- [Exercise aim]:
Repeat each record exactly as written, and drop any images.

Start of Input for this task

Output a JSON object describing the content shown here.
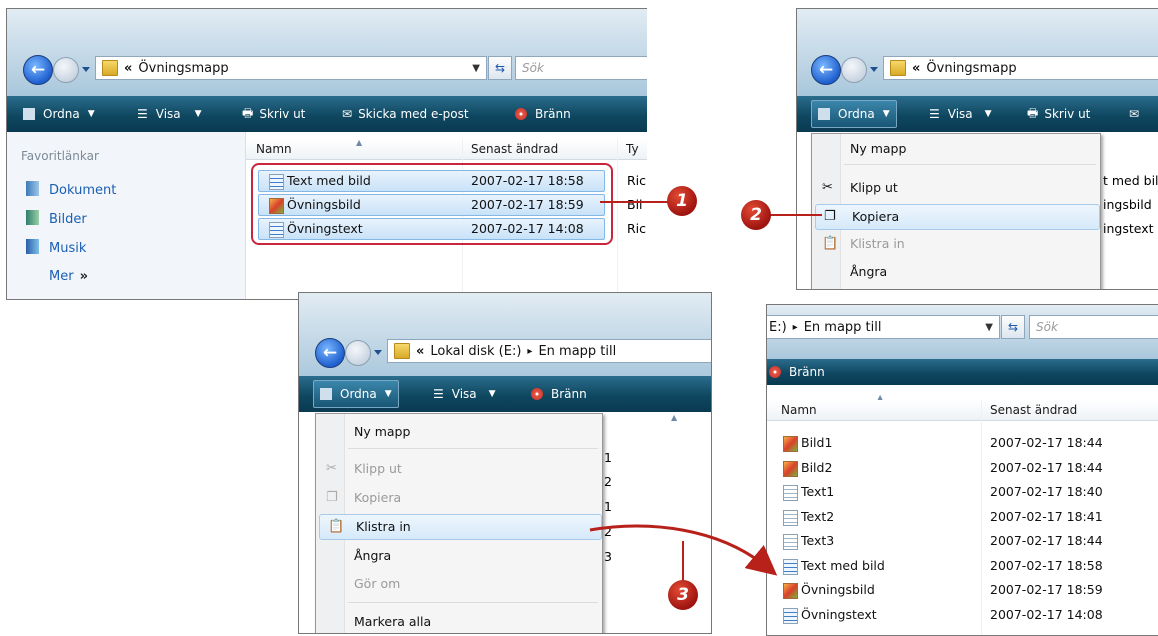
{
  "colors": {
    "badge": "#b41c14",
    "toolbar": "#0f4760",
    "link": "#1a5fb4",
    "arrow": "#b8201a"
  },
  "panel1": {
    "address": {
      "chevron": "«",
      "path": "Övningsmapp"
    },
    "search_placeholder": "Sök",
    "toolbar": {
      "organize": "Ordna",
      "view": "Visa",
      "print": "Skriv ut",
      "email": "Skicka med e-post",
      "burn": "Bränn"
    },
    "sidebar": {
      "heading": "Favoritlänkar",
      "links": [
        "Dokument",
        "Bilder",
        "Musik"
      ],
      "more": "Mer"
    },
    "columns": {
      "name": "Namn",
      "modified": "Senast ändrad",
      "type": "Ty"
    },
    "files": [
      {
        "name": "Text med bild",
        "date": "2007-02-17 18:58",
        "type": "Ric",
        "icon": "rtf-icon"
      },
      {
        "name": "Övningsbild",
        "date": "2007-02-17 18:59",
        "type": "Bil",
        "icon": "image-icon"
      },
      {
        "name": "Övningstext",
        "date": "2007-02-17 14:08",
        "type": "Ric",
        "icon": "rtf-icon"
      }
    ]
  },
  "panel2": {
    "address": {
      "chevron": "«",
      "path": "Övningsmapp"
    },
    "toolbar": {
      "organize": "Ordna",
      "view": "Visa",
      "print": "Skriv ut"
    },
    "menu": [
      "Ny mapp",
      "Klipp ut",
      "Kopiera",
      "Klistra in",
      "Ångra"
    ],
    "behind": [
      "t med bil",
      "ingsbild",
      "ingstext"
    ]
  },
  "panel3": {
    "address": {
      "chevron": "«",
      "drive": "Lokal disk (E:)",
      "sep": "▸",
      "folder": "En mapp till"
    },
    "toolbar": {
      "organize": "Ordna",
      "view": "Visa",
      "burn": "Bränn"
    },
    "menu": [
      "Ny mapp",
      "Klipp ut",
      "Kopiera",
      "Klistra in",
      "Ångra",
      "Gör om",
      "Markera alla"
    ],
    "behind": [
      "1",
      "2",
      "1",
      "2",
      "3"
    ]
  },
  "panel4": {
    "address": {
      "prefix": "E:)",
      "sep": "▸",
      "folder": "En mapp till"
    },
    "search_placeholder": "Sök",
    "toolbar": {
      "burn": "Bränn"
    },
    "columns": {
      "name": "Namn",
      "modified": "Senast ändrad"
    },
    "files": [
      {
        "name": "Bild1",
        "date": "2007-02-17 18:44",
        "icon": "image-icon"
      },
      {
        "name": "Bild2",
        "date": "2007-02-17 18:44",
        "icon": "image-icon"
      },
      {
        "name": "Text1",
        "date": "2007-02-17 18:40",
        "icon": "text-icon"
      },
      {
        "name": "Text2",
        "date": "2007-02-17 18:41",
        "icon": "text-icon"
      },
      {
        "name": "Text3",
        "date": "2007-02-17 18:44",
        "icon": "text-icon"
      },
      {
        "name": "Text med bild",
        "date": "2007-02-17 18:58",
        "icon": "rtf-icon"
      },
      {
        "name": "Övningsbild",
        "date": "2007-02-17 18:59",
        "icon": "image-icon"
      },
      {
        "name": "Övningstext",
        "date": "2007-02-17 14:08",
        "icon": "rtf-icon"
      }
    ]
  },
  "badges": [
    "1",
    "2",
    "3"
  ]
}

End of Input for this task

- [Response to this exercise]:
Output a JSON object describing the content shown here.
{
  "colors": {
    "badge": "#b41c14",
    "toolbar": "#0f4760",
    "link": "#1a5fb4",
    "arrow": "#b8201a"
  },
  "panel1": {
    "address": {
      "chevron": "«",
      "path": "Övningsmapp"
    },
    "search_placeholder": "Sök",
    "toolbar": {
      "organize": "Ordna",
      "view": "Visa",
      "print": "Skriv ut",
      "email": "Skicka med e-post",
      "burn": "Bränn"
    },
    "sidebar": {
      "heading": "Favoritlänkar",
      "links": [
        "Dokument",
        "Bilder",
        "Musik"
      ],
      "more": "Mer"
    },
    "columns": {
      "name": "Namn",
      "modified": "Senast ändrad",
      "type": "Ty"
    },
    "files": [
      {
        "name": "Text med bild",
        "date": "2007-02-17 18:58",
        "type": "Ric",
        "icon": "rtf-icon"
      },
      {
        "name": "Övningsbild",
        "date": "2007-02-17 18:59",
        "type": "Bil",
        "icon": "image-icon"
      },
      {
        "name": "Övningstext",
        "date": "2007-02-17 14:08",
        "type": "Ric",
        "icon": "rtf-icon"
      }
    ]
  },
  "panel2": {
    "address": {
      "chevron": "«",
      "path": "Övningsmapp"
    },
    "toolbar": {
      "organize": "Ordna",
      "view": "Visa",
      "print": "Skriv ut"
    },
    "menu": [
      "Ny mapp",
      "Klipp ut",
      "Kopiera",
      "Klistra in",
      "Ångra"
    ],
    "behind": [
      "t med bil",
      "ingsbild",
      "ingstext"
    ]
  },
  "panel3": {
    "address": {
      "chevron": "«",
      "drive": "Lokal disk (E:)",
      "sep": "▸",
      "folder": "En mapp till"
    },
    "toolbar": {
      "organize": "Ordna",
      "view": "Visa",
      "burn": "Bränn"
    },
    "menu": [
      "Ny mapp",
      "Klipp ut",
      "Kopiera",
      "Klistra in",
      "Ångra",
      "Gör om",
      "Markera alla"
    ],
    "behind": [
      "1",
      "2",
      "1",
      "2",
      "3"
    ]
  },
  "panel4": {
    "address": {
      "prefix": "E:)",
      "sep": "▸",
      "folder": "En mapp till"
    },
    "search_placeholder": "Sök",
    "toolbar": {
      "burn": "Bränn"
    },
    "columns": {
      "name": "Namn",
      "modified": "Senast ändrad"
    },
    "files": [
      {
        "name": "Bild1",
        "date": "2007-02-17 18:44",
        "icon": "image-icon"
      },
      {
        "name": "Bild2",
        "date": "2007-02-17 18:44",
        "icon": "image-icon"
      },
      {
        "name": "Text1",
        "date": "2007-02-17 18:40",
        "icon": "text-icon"
      },
      {
        "name": "Text2",
        "date": "2007-02-17 18:41",
        "icon": "text-icon"
      },
      {
        "name": "Text3",
        "date": "2007-02-17 18:44",
        "icon": "text-icon"
      },
      {
        "name": "Text med bild",
        "date": "2007-02-17 18:58",
        "icon": "rtf-icon"
      },
      {
        "name": "Övningsbild",
        "date": "2007-02-17 18:59",
        "icon": "image-icon"
      },
      {
        "name": "Övningstext",
        "date": "2007-02-17 14:08",
        "icon": "rtf-icon"
      }
    ]
  },
  "badges": [
    "1",
    "2",
    "3"
  ]
}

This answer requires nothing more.